_TASK OBJECTIVE_
Your job is to retype all of the data word for word, leaving every image out.
:: RECORDS FOR THE TASK ::
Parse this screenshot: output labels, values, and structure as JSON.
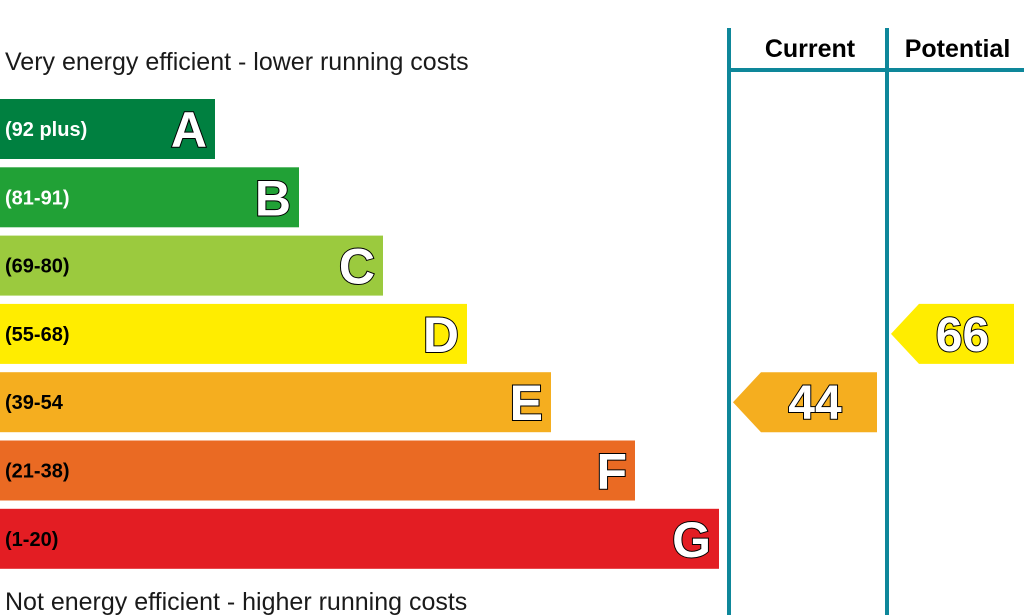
{
  "chart_data": {
    "type": "bar",
    "top_caption": "Very energy efficient - lower running costs",
    "bottom_caption": "Not energy efficient - higher running costs",
    "bands": [
      {
        "letter": "A",
        "range": "(92 plus)",
        "color": "#008040",
        "text_color": "#ffffff"
      },
      {
        "letter": "B",
        "range": "(81-91)",
        "color": "#21a136",
        "text_color": "#ffffff"
      },
      {
        "letter": "C",
        "range": "(69-80)",
        "color": "#9bca3e",
        "text_color": "#000000"
      },
      {
        "letter": "D",
        "range": "(55-68)",
        "color": "#ffed00",
        "text_color": "#000000"
      },
      {
        "letter": "E",
        "range": "(39-54",
        "color": "#f5ae1f",
        "text_color": "#000000"
      },
      {
        "letter": "F",
        "range": "(21-38)",
        "color": "#ea6a23",
        "text_color": "#000000"
      },
      {
        "letter": "G",
        "range": "(1-20)",
        "color": "#e31d23",
        "text_color": "#000000"
      }
    ],
    "columns": [
      {
        "label": "Current",
        "value": 44,
        "band": "E",
        "color": "#f5ae1f"
      },
      {
        "label": "Potential",
        "value": 66,
        "band": "D",
        "color": "#ffed00"
      }
    ],
    "divider_color": "#0e879a"
  }
}
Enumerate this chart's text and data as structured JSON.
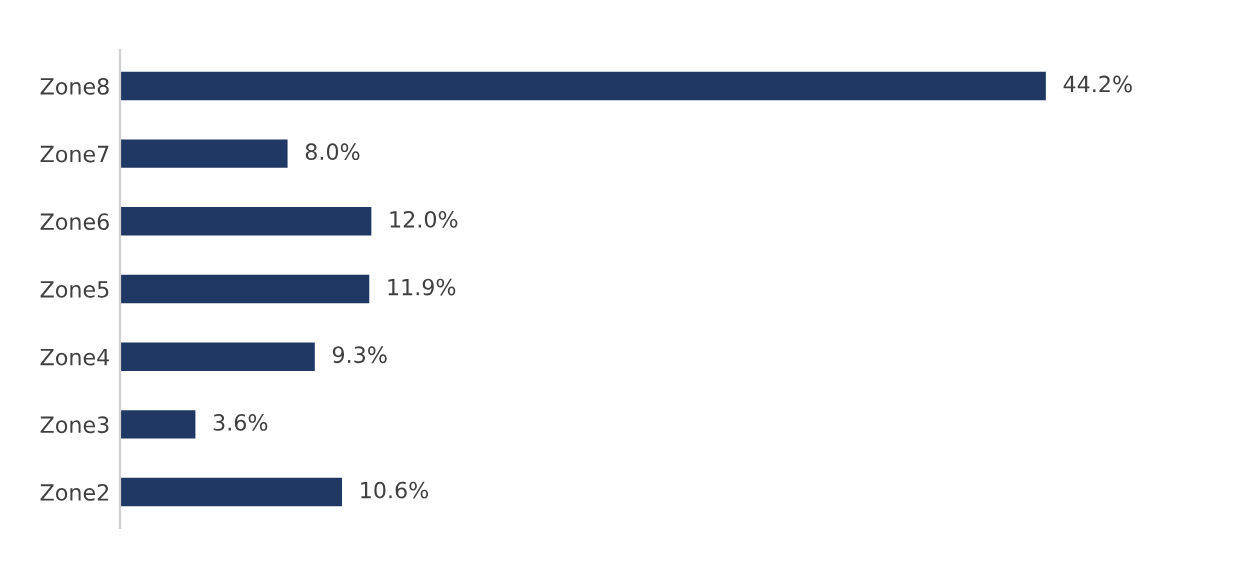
{
  "chart_data": {
    "type": "bar",
    "orientation": "horizontal",
    "categories": [
      "Zone8",
      "Zone7",
      "Zone6",
      "Zone5",
      "Zone4",
      "Zone3",
      "Zone2"
    ],
    "values": [
      44.2,
      8.0,
      12.0,
      11.9,
      9.3,
      3.6,
      10.6
    ],
    "value_labels": [
      "44.2%",
      "8.0%",
      "12.0%",
      "11.9%",
      "9.3%",
      "3.6%",
      "10.6%"
    ],
    "color": "#203864",
    "grid": false,
    "legend": false
  }
}
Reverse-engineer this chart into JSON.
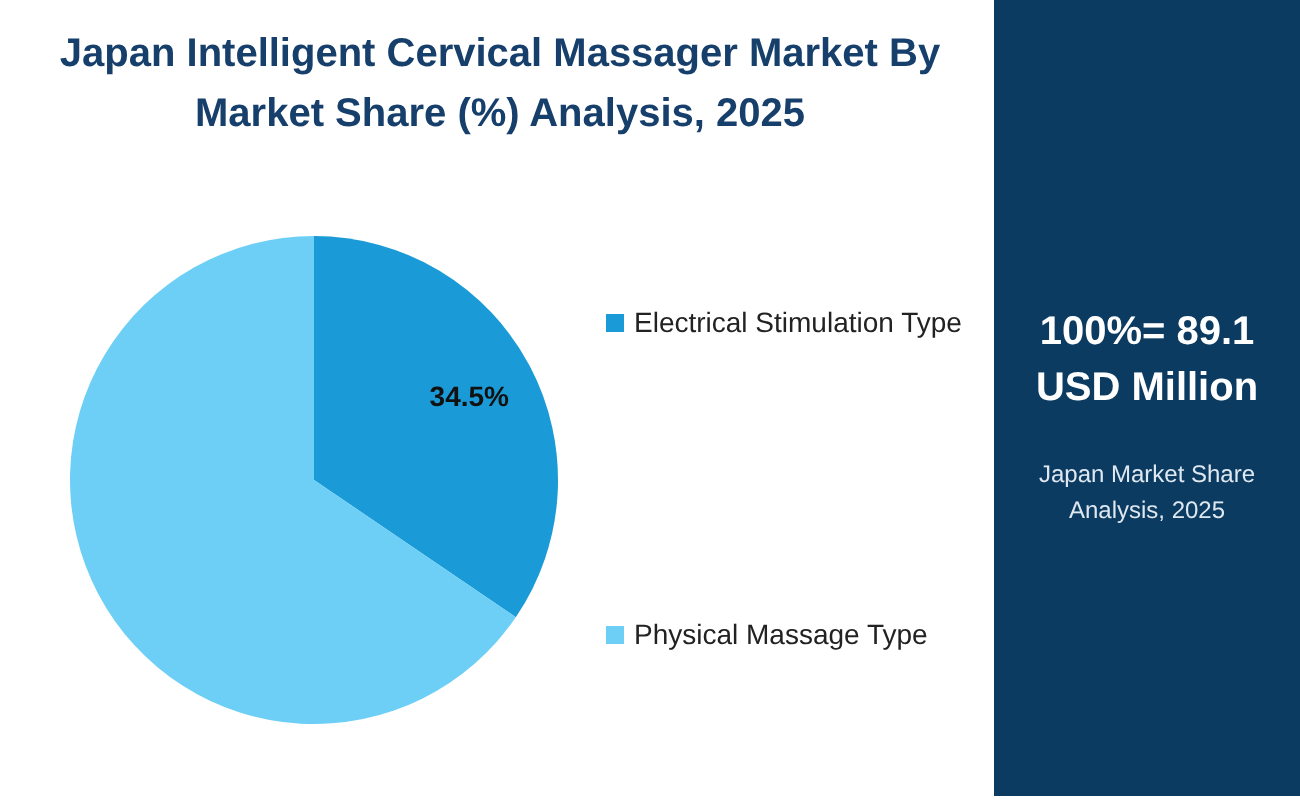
{
  "chart_data": {
    "type": "pie",
    "title": "Japan Intelligent Cervical Massager Market By Market Share (%) Analysis, 2025",
    "categories": [
      "Electrical Stimulation Type",
      "Physical Massage Type"
    ],
    "values": [
      34.5,
      65.5
    ],
    "colors": [
      "#1a9bd7",
      "#6dcff6"
    ],
    "value_labels": [
      "34.5%",
      null
    ],
    "legend": "right",
    "annotations": [
      "100%= 89.1 USD Million",
      "Japan Market Share Analysis, 2025"
    ]
  }
}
:::
_FINISHED ANSWER_
Parse this screenshot: output labels, values, and structure as JSON.
{
  "chart_data": {
    "type": "bar",
    "top_caption": "Very energy efficient - lower running costs",
    "bottom_caption": "Not energy efficient - higher running costs",
    "bands": [
      {
        "letter": "A",
        "range": "(92 plus)",
        "color": "#008040",
        "text_color": "#ffffff"
      },
      {
        "letter": "B",
        "range": "(81-91)",
        "color": "#21a136",
        "text_color": "#ffffff"
      },
      {
        "letter": "C",
        "range": "(69-80)",
        "color": "#9bca3e",
        "text_color": "#000000"
      },
      {
        "letter": "D",
        "range": "(55-68)",
        "color": "#ffed00",
        "text_color": "#000000"
      },
      {
        "letter": "E",
        "range": "(39-54",
        "color": "#f5ae1f",
        "text_color": "#000000"
      },
      {
        "letter": "F",
        "range": "(21-38)",
        "color": "#ea6a23",
        "text_color": "#000000"
      },
      {
        "letter": "G",
        "range": "(1-20)",
        "color": "#e31d23",
        "text_color": "#000000"
      }
    ],
    "columns": [
      {
        "label": "Current",
        "value": 44,
        "band": "E",
        "color": "#f5ae1f"
      },
      {
        "label": "Potential",
        "value": 66,
        "band": "D",
        "color": "#ffed00"
      }
    ],
    "divider_color": "#0e879a"
  }
}
Enumerate this chart's text and data as structured JSON.
{
  "chart_data": {
    "type": "bar",
    "orientation": "horizontal",
    "categories": [
      "Zone8",
      "Zone7",
      "Zone6",
      "Zone5",
      "Zone4",
      "Zone3",
      "Zone2"
    ],
    "values": [
      44.2,
      8.0,
      12.0,
      11.9,
      9.3,
      3.6,
      10.6
    ],
    "value_labels": [
      "44.2%",
      "8.0%",
      "12.0%",
      "11.9%",
      "9.3%",
      "3.6%",
      "10.6%"
    ],
    "color": "#203864",
    "grid": false,
    "legend": false
  }
}
Reverse-engineer this chart into JSON.
{
  "chart_data": {
    "type": "pie",
    "title": "Japan Intelligent Cervical Massager Market By Market Share (%) Analysis, 2025",
    "categories": [
      "Electrical Stimulation Type",
      "Physical Massage Type"
    ],
    "values": [
      34.5,
      65.5
    ],
    "colors": [
      "#1a9bd7",
      "#6dcff6"
    ],
    "value_labels": [
      "34.5%",
      null
    ],
    "legend": "right",
    "annotations": [
      "100%= 89.1 USD Million",
      "Japan Market Share Analysis, 2025"
    ]
  }
}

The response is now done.